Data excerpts
========
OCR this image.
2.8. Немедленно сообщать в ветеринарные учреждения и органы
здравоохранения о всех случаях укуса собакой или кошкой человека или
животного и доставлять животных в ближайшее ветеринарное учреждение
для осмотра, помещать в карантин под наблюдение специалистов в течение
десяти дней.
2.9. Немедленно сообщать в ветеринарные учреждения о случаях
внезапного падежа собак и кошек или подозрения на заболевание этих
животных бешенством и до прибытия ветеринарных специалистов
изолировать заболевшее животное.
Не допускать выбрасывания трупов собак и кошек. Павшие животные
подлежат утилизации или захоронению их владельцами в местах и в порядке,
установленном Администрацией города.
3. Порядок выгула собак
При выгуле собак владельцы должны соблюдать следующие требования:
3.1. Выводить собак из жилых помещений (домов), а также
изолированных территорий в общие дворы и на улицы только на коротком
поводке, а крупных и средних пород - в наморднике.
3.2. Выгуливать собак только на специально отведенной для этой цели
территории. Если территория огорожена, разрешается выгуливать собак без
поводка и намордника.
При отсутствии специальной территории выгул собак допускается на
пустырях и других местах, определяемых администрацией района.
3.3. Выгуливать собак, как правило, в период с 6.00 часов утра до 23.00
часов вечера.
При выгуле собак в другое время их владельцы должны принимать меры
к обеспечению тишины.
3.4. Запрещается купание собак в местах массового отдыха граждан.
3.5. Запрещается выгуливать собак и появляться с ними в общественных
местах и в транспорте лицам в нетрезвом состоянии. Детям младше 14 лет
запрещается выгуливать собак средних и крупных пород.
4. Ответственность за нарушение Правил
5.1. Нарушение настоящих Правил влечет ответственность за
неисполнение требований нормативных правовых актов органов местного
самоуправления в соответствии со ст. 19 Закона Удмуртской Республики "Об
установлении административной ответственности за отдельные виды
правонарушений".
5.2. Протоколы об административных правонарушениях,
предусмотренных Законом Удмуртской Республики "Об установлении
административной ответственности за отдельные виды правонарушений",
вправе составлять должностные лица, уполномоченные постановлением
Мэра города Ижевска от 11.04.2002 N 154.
========
## Job
Output the entries verbatim.

## Solution below
OCR this image.
2.8. Немедленно сообщать в ветеринарные учреждения и органы
здравоохранения о всех случаях укуса собакой или кошкой человека или
животного и доставлять животных в ближайшее ветеринарное учреждение
для осмотра, помещать в карантин под наблюдение специалистов в течение
десяти дней.
2.9. Немедленно сообщать в ветеринарные учреждения о случаях
внезапного падежа собак и кошек или подозрения на заболевание этих
животных бешенством и до прибытия ветеринарных специалистов
изолировать заболевшее животное.
Не допускать выбрасывания трупов собак и кошек. Павшие животные
подлежат утилизации или захоронению их владельцами в местах и в порядке,
установленном Администрацией города.
3. Порядок выгула собак
При выгуле собак владельцы должны соблюдать следующие требования:
3.1. Выводить собак из жилых помещений (домов), а также
изолированных территорий в общие дворы и на улицы только на коротком
поводке, а крупных и средних пород - в наморднике.
3.2. Выгуливать собак только на специально отведенной для этой цели
территории. Если территория огорожена, разрешается выгуливать собак без
поводка и намордника.
При отсутствии специальной территории выгул собак допускается на
пустырях и других местах, определяемых администрацией района.
3.3. Выгуливать собак, как правило, в период с 6.00 часов утра до 23.00
часов вечера.
При выгуле собак в другое время их владельцы должны принимать меры
к обеспечению тишины.
3.4. Запрещается купание собак в местах массового отдыха граждан.
3.5. Запрещается выгуливать собак и появляться с ними в общественных
местах и в транспорте лицам в нетрезвом состоянии. Детям младше 14 лет
запрещается выгуливать собак средних и крупных пород.
4. Ответственность за нарушение Правил
5.1. Нарушение настоящих Правил влечет ответственность за
неисполнение требований нормативных правовых актов органов местного
самоуправления в соответствии со ст. 19 Закона Удмуртской Республики "Об
установлении административной ответственности за отдельные виды
правонарушений".
5.2. Протоколы об административных правонарушениях,
предусмотренных Законом Удмуртской Республики "Об установлении
административной ответственности за отдельные виды правонарушений",
вправе составлять должностные лица, уполномоченные постановлением
Мэра города Ижевска от 11.04.2002 N 154.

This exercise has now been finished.